# [DATASET RECORDS]
## Begin
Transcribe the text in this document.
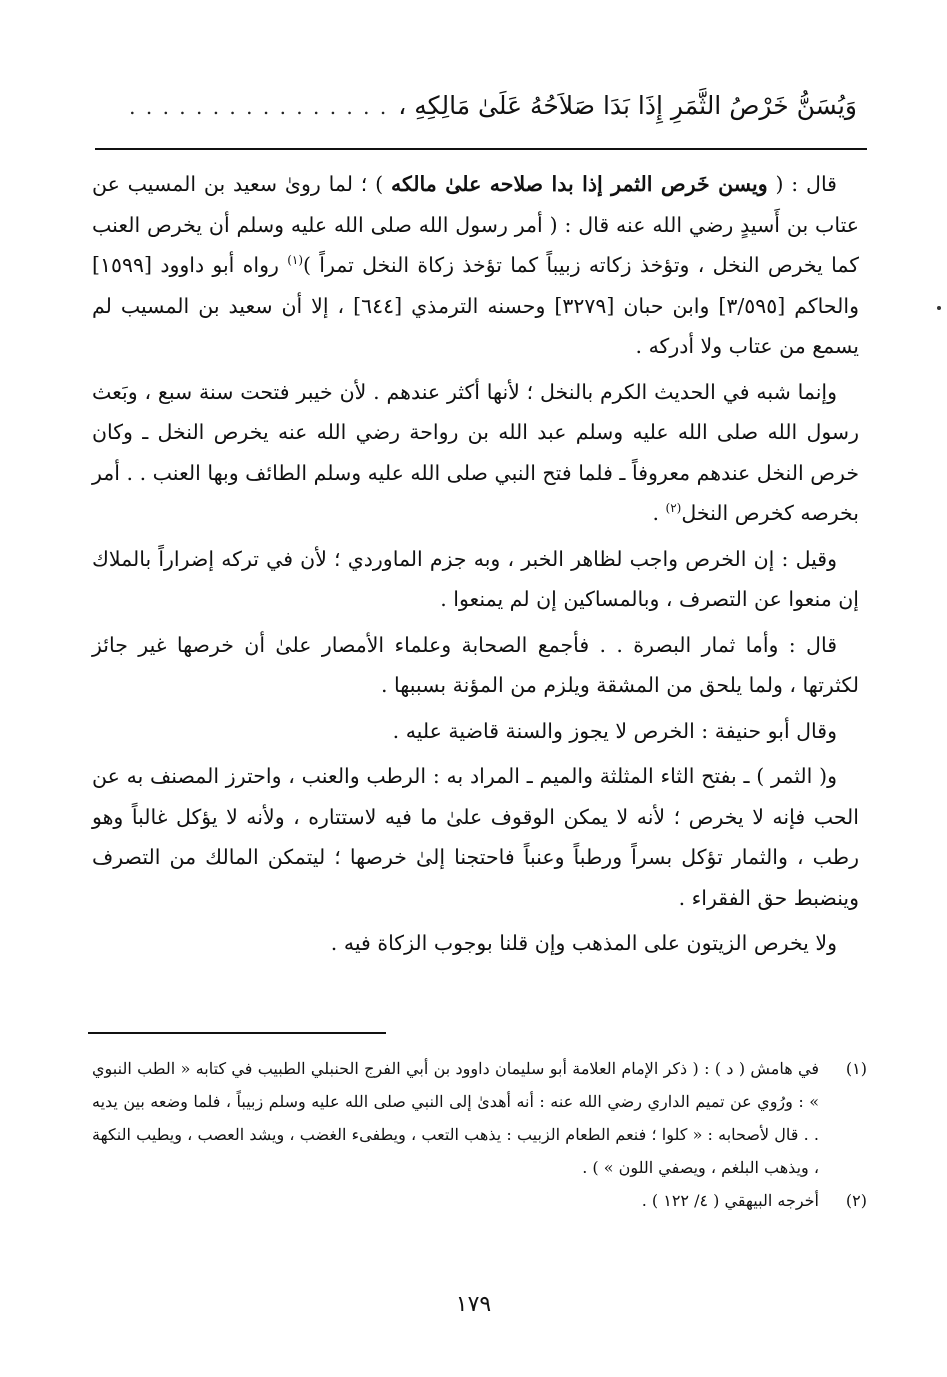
وَيُسَنُّ خَرْصُ الثَّمَرِ إِذَا بَدَا صَلاَحُهُ عَلَىٰ مَالِكِهِ ،
. . . . . . . . . . . . . . . .

قال : ( ويسن خَرص الثمر إذا بدا صلاحه علىٰ مالكه ) ؛ لما روىٰ سعيد بن المسيب عن عتاب بن أَسيدٍ رضي الله عنه قال : ( أمر رسول الله صلى الله عليه وسلم أن يخرص العنب كما يخرص النخل ، وتؤخذ زكاته زبيباً كما تؤخذ زكاة النخل تمراً )$^{(١)}$ رواه أبو داوود [١٥٩٩] والحاكم [٣/٥٩٥] وابن حبان [٣٢٧٩] وحسنه الترمذي [٦٤٤] ، إلا أن سعيد بن المسيب لم يسمع من عتاب ولا أدركه .

وإنما شبه في الحديث الكرم بالنخل ؛ لأنها أكثر عندهم . لأن خيبر فتحت سنة سبع ، وبَعث رسول الله صلى الله عليه وسلم عبد الله بن رواحة رضي الله عنه يخرص النخل ـ وكان خرص النخل عندهم معروفاً ـ فلما فتح النبي صلى الله عليه وسلم الطائف وبها العنب . . أمر بخرصه كخرص النخل$^{(٢)}$ .

وقيل : إن الخرص واجب لظاهر الخبر ، وبه جزم الماوردي ؛ لأن في تركه إضراراً بالملاك إن منعوا عن التصرف ، وبالمساكين إن لم يمنعوا .

قال : وأما ثمار البصرة . . فأجمع الصحابة وعلماء الأمصار علىٰ أن خرصها غير جائز لكثرتها ، ولما يلحق من المشقة ويلزم من المؤنة بسببها .

وقال أبو حنيفة : الخرص لا يجوز والسنة قاضية عليه .

و( الثمر ) ـ بفتح الثاء المثلثة والميم ـ المراد به : الرطب والعنب ، واحترز المصنف به عن الحب فإنه لا يخرص ؛ لأنه لا يمكن الوقوف علىٰ ما فيه لاستتاره ، ولأنه لا يؤكل غالباً وهو رطب ، والثمار تؤكل بسراً ورطباً وعنباً فاحتجنا إلىٰ خرصها ؛ ليتمكن المالك من التصرف وينضبط حق الفقراء .

ولا يخرص الزيتون على المذهب وإن قلنا بوجوب الزكاة فيه .

(١)
في هامش ( د ) : ( ذكر الإمام العلامة أبو سليمان داوود بن أبي الفرج الحنبلي الطبيب في كتابه « الطب النبوي » : ورُوي عن تميم الداري رضي الله عنه : أنه أهدىٰ إلى النبي صلى الله عليه وسلم زبيباً ، فلما وضعه بين يديه . . قال لأصحابه : « كلوا ؛ فنعم الطعام الزبيب : يذهب التعب ، ويطفىء الغضب ، ويشد العصب ، ويطيب النكهة ، ويذهب البلغم ، ويصفي اللون » ) .
(٢)
أخرجه البيهقي ( ٤/ ١٢٢ ) .
١٧٩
## End
# [AIM]
Show the lines of the records that include the string "النخل".

# [ANSWER BELOW]
قال : ( ويسن خَرص الثمر إذا بدا صلاحه علىٰ مالكه ) ؛ لما روىٰ سعيد بن المسيب عن عتاب بن أَسيدٍ رضي الله عنه قال : ( أمر رسول الله صلى الله عليه وسلم أن يخرص العنب كما يخرص النخل ، وتؤخذ زكاته زبيباً كما تؤخذ زكاة النخل تمراً )$^{(١)}$ رواه أبو داوود [١٥٩٩] والحاكم [٣/٥٩٥] وابن حبان [٣٢٧٩] وحسنه الترمذي [٦٤٤] ، إلا أن سعيد بن المسيب لم يسمع من عتاب ولا أدركه .
وإنما شبه في الحديث الكرم بالنخل ؛ لأنها أكثر عندهم . لأن خيبر فتحت سنة سبع ، وبَعث رسول الله صلى الله عليه وسلم عبد الله بن رواحة رضي الله عنه يخرص النخل ـ وكان خرص النخل عندهم معروفاً ـ فلما فتح النبي صلى الله عليه وسلم الطائف وبها العنب . . أمر بخرصه كخرص النخل$^{(٢)}$ .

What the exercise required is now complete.